++++ Task input

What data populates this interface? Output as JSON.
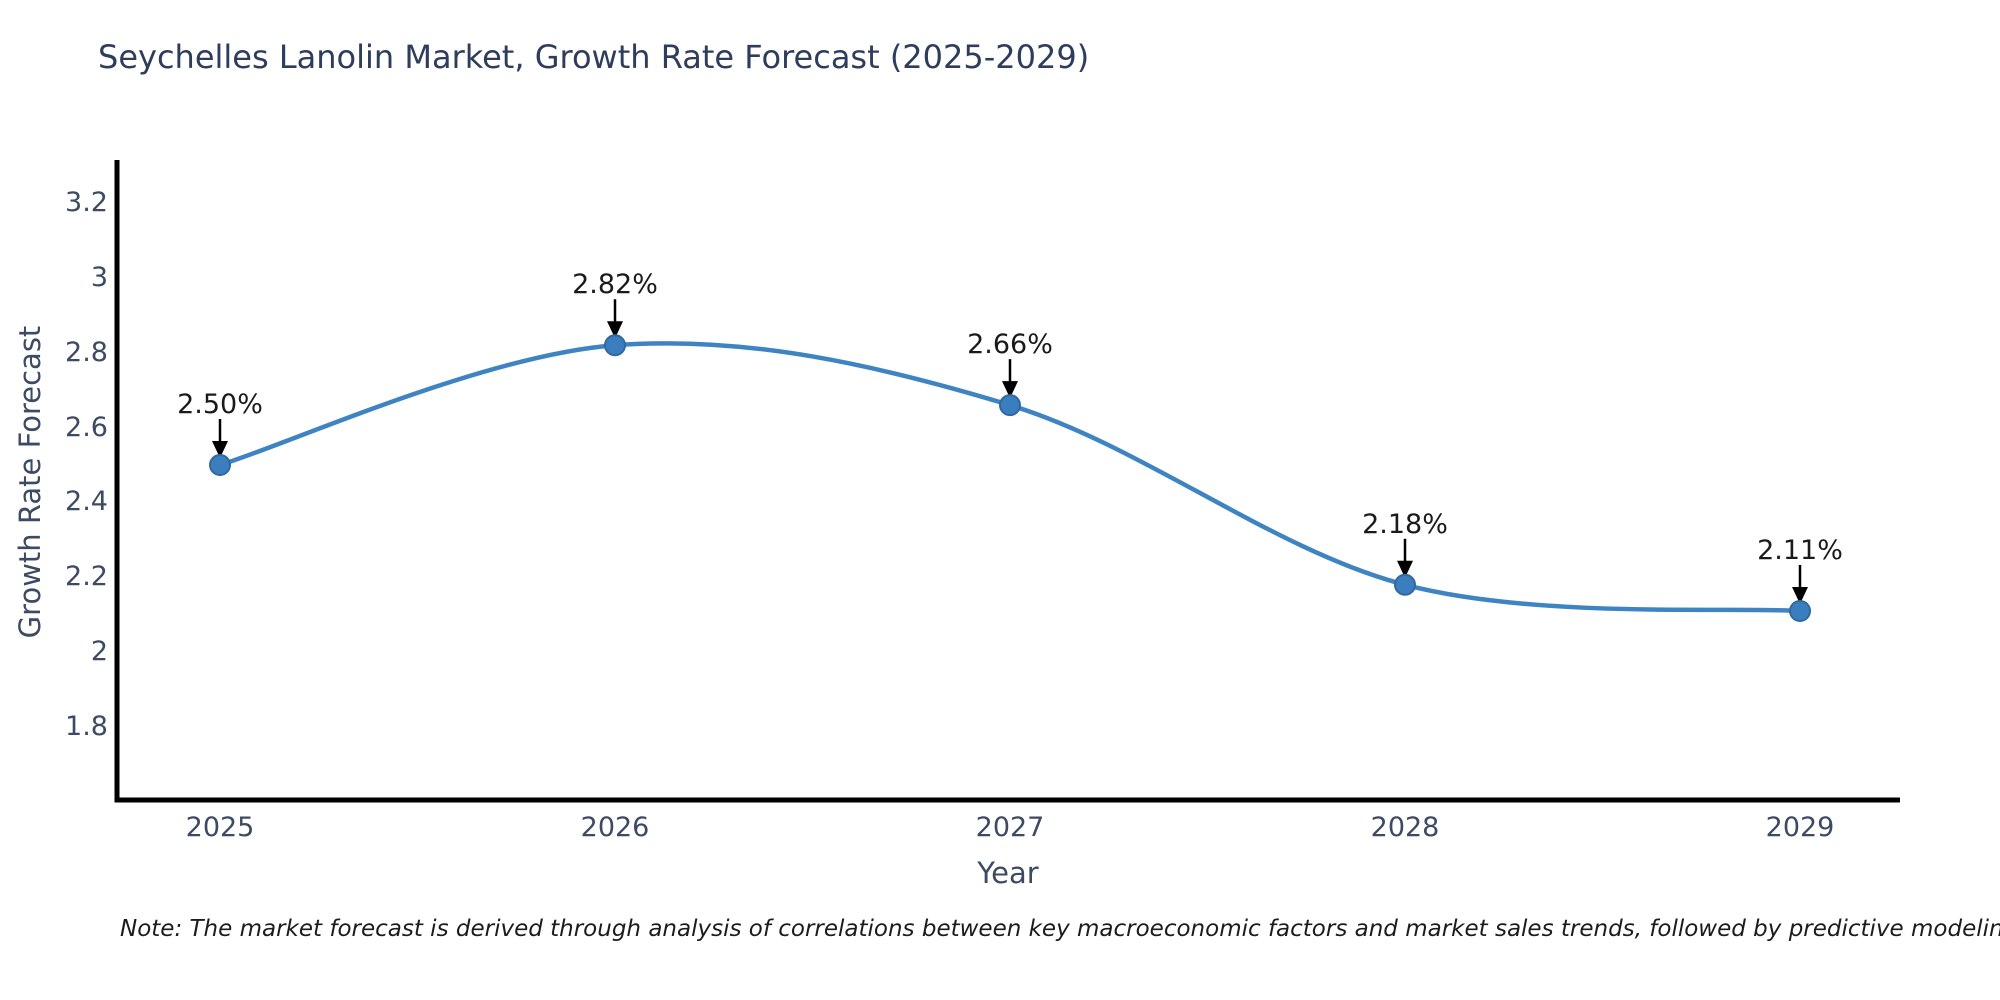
{
  "title": "Seychelles Lanolin Market, Growth Rate Forecast (2025-2029)",
  "note": "Note: The market forecast is derived through analysis of correlations between key macroeconomic factors and market sales trends, followed by predictive modeling to project future sales",
  "chart_data": {
    "type": "line",
    "title": "Seychelles Lanolin Market, Growth Rate Forecast (2025-2029)",
    "xlabel": "Year",
    "ylabel": "Growth Rate Forecast",
    "categories": [
      "2025",
      "2026",
      "2027",
      "2028",
      "2029"
    ],
    "x": [
      2025,
      2026,
      2027,
      2028,
      2029
    ],
    "series": [
      {
        "name": "Growth Rate Forecast",
        "values": [
          2.5,
          2.82,
          2.66,
          2.18,
          2.11
        ]
      }
    ],
    "point_labels": [
      "2.50%",
      "2.82%",
      "2.66%",
      "2.18%",
      "2.11%"
    ],
    "ytick_labels": [
      "1.8",
      "2",
      "2.2",
      "2.4",
      "2.6",
      "2.8",
      "3",
      "3.2"
    ],
    "yticks": [
      1.8,
      2.0,
      2.2,
      2.4,
      2.6,
      2.8,
      3.0,
      3.2
    ],
    "ylim": [
      1.61,
      3.31
    ],
    "grid": false,
    "legend": false,
    "line_smooth": true,
    "colors": {
      "line": "#3f84c2",
      "marker_fill": "#3a7ebf",
      "marker_edge": "#31699e",
      "spine": "#000000",
      "arrow": "#000000",
      "title": "#2e3d5c",
      "tick": "#3d4a63"
    }
  }
}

++++++++

Exclude the pictures, and transcribe all of the material exactly.

What data populates this interface? Output as JSON.
{
  "title": "Seychelles Lanolin Market, Growth Rate Forecast (2025-2029)",
  "note": "Note: The market forecast is derived through analysis of correlations between key macroeconomic factors and market sales trends, followed by predictive modeling to project future sales",
  "chart_data": {
    "type": "line",
    "title": "Seychelles Lanolin Market, Growth Rate Forecast (2025-2029)",
    "xlabel": "Year",
    "ylabel": "Growth Rate Forecast",
    "categories": [
      "2025",
      "2026",
      "2027",
      "2028",
      "2029"
    ],
    "x": [
      2025,
      2026,
      2027,
      2028,
      2029
    ],
    "series": [
      {
        "name": "Growth Rate Forecast",
        "values": [
          2.5,
          2.82,
          2.66,
          2.18,
          2.11
        ]
      }
    ],
    "point_labels": [
      "2.50%",
      "2.82%",
      "2.66%",
      "2.18%",
      "2.11%"
    ],
    "ytick_labels": [
      "1.8",
      "2",
      "2.2",
      "2.4",
      "2.6",
      "2.8",
      "3",
      "3.2"
    ],
    "yticks": [
      1.8,
      2.0,
      2.2,
      2.4,
      2.6,
      2.8,
      3.0,
      3.2
    ],
    "ylim": [
      1.61,
      3.31
    ],
    "grid": false,
    "legend": false,
    "line_smooth": true,
    "colors": {
      "line": "#3f84c2",
      "marker_fill": "#3a7ebf",
      "marker_edge": "#31699e",
      "spine": "#000000",
      "arrow": "#000000",
      "title": "#2e3d5c",
      "tick": "#3d4a63"
    }
  }
}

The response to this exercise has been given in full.